WHAT TO PRODUCE - Scan the entries below and extract each line with the word "this" in it.

** begin RECORDS SUPPLIED **

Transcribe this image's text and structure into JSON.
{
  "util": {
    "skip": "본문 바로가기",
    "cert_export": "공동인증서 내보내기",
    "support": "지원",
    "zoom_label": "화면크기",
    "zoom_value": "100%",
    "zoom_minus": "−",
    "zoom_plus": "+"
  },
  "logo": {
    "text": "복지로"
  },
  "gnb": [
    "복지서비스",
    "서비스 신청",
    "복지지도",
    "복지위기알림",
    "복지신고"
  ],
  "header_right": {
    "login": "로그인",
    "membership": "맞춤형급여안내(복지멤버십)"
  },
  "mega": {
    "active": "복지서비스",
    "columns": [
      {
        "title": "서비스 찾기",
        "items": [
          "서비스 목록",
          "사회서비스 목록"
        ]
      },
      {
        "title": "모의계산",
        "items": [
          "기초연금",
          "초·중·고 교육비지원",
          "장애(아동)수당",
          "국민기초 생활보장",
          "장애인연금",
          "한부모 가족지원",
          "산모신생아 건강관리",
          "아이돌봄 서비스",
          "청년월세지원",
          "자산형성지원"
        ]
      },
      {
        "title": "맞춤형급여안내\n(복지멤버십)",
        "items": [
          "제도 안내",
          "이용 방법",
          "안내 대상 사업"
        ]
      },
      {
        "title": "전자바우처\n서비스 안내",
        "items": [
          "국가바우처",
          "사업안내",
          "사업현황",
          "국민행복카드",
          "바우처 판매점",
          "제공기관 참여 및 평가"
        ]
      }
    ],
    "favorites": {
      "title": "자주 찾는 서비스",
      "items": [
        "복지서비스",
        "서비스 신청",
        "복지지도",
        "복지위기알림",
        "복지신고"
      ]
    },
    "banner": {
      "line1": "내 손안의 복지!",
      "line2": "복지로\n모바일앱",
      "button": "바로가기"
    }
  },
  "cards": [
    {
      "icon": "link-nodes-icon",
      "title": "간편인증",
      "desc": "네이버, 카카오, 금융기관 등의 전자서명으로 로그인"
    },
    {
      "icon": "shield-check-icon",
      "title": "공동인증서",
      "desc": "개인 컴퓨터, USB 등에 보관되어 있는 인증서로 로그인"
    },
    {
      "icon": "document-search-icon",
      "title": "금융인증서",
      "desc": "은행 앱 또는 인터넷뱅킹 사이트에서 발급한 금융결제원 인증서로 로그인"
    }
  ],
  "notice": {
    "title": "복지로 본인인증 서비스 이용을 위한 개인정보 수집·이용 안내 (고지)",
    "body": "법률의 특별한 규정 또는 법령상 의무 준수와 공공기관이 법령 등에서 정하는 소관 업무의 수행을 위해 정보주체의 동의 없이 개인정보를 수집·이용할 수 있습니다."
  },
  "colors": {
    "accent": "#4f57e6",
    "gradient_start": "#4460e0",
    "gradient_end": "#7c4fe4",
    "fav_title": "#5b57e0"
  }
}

** end RECORDS SUPPLIED **
** begin RECORDS SUPPLIED **

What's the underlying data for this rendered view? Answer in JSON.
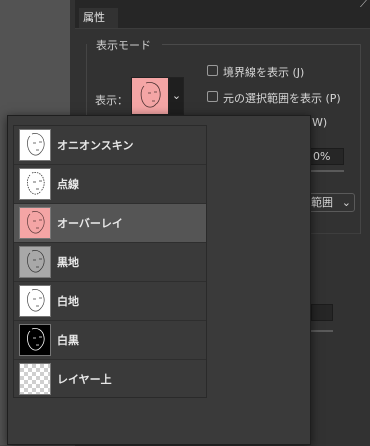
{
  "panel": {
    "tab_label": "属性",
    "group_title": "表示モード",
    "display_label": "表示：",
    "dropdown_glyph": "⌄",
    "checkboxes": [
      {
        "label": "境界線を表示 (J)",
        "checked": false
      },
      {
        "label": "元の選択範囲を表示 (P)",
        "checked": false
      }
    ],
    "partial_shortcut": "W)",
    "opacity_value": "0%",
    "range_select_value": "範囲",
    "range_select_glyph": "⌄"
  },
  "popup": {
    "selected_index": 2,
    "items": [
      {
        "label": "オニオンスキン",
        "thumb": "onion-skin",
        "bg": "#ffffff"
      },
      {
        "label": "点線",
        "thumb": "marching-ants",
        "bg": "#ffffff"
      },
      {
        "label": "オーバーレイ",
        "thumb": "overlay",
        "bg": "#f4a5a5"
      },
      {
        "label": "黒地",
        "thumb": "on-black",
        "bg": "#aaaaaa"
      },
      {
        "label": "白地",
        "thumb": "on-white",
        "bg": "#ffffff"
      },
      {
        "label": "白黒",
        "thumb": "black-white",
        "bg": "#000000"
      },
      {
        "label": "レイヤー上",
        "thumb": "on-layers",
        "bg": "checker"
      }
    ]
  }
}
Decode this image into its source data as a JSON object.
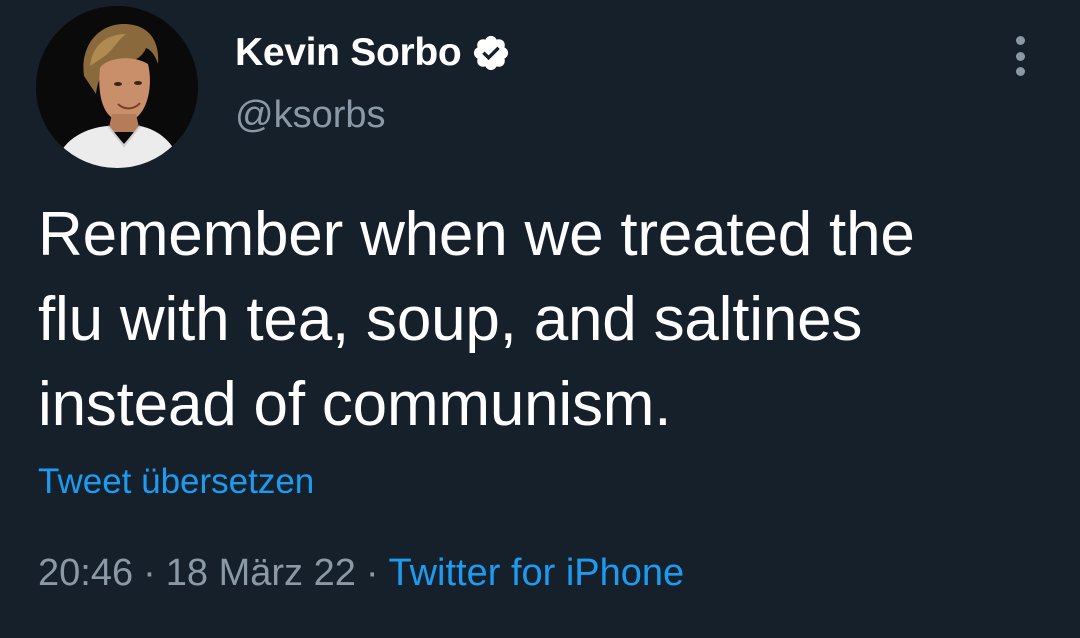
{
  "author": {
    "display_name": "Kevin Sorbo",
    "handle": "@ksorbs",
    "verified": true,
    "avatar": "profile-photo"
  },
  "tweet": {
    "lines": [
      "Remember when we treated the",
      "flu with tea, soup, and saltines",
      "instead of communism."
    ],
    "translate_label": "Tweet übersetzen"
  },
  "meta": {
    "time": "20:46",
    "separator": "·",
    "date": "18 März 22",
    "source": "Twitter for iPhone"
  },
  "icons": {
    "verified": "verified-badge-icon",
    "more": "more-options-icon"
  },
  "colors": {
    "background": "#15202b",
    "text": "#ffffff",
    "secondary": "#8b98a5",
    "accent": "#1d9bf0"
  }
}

** end RECORDS SUPPLIED **

SOLUTION TO THE PROBLEM -
Transcribe this image's text and structure into JSON.
What's the underlying data for this rendered view? Answer in JSON.
Decode this image into its source data as a JSON object.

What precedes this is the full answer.